## Given task
List all lines of the data that include the string "Moon".

----------

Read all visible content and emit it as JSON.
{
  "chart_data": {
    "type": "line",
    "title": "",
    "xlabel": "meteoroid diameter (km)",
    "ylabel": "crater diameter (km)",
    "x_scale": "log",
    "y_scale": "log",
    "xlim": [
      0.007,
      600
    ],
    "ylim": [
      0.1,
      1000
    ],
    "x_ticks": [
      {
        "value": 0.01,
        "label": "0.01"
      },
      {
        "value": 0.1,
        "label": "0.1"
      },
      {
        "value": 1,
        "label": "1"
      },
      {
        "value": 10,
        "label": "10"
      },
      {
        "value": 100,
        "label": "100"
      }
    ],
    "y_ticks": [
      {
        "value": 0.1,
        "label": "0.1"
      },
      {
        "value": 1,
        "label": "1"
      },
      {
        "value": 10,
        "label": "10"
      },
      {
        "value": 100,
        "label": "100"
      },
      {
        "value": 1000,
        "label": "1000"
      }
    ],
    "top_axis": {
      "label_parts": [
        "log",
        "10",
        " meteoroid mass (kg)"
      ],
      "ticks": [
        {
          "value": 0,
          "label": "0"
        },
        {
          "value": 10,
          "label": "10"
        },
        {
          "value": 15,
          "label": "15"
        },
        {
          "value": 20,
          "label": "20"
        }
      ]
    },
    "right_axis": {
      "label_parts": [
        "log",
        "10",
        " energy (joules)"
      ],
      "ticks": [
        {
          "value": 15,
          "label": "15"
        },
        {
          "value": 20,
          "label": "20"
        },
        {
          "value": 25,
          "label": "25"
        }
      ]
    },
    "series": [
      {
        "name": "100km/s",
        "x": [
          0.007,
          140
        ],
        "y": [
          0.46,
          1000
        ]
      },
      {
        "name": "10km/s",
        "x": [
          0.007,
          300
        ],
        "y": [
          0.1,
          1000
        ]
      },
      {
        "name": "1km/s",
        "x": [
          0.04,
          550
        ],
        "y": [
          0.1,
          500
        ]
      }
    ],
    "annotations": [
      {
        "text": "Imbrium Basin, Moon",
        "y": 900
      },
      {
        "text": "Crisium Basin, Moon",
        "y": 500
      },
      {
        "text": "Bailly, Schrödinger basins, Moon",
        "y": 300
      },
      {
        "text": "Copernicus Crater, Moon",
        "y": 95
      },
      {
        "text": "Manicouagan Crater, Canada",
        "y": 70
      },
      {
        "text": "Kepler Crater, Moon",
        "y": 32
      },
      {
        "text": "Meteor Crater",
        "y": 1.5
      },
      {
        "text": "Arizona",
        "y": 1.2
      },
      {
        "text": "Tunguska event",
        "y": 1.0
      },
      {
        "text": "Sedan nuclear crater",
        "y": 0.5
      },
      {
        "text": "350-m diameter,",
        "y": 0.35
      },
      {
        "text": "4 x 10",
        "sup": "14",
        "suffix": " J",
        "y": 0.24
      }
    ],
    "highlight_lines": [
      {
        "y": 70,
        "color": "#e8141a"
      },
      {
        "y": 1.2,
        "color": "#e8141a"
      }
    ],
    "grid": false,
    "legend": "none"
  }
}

----------

## Answer for the task
        "text": "Imbrium Basin, Moon",
        "text": "Crisium Basin, Moon",
        "text": "Bailly, Schrödinger basins, Moon",
        "text": "Copernicus Crater, Moon",
        "text": "Kepler Crater, Moon",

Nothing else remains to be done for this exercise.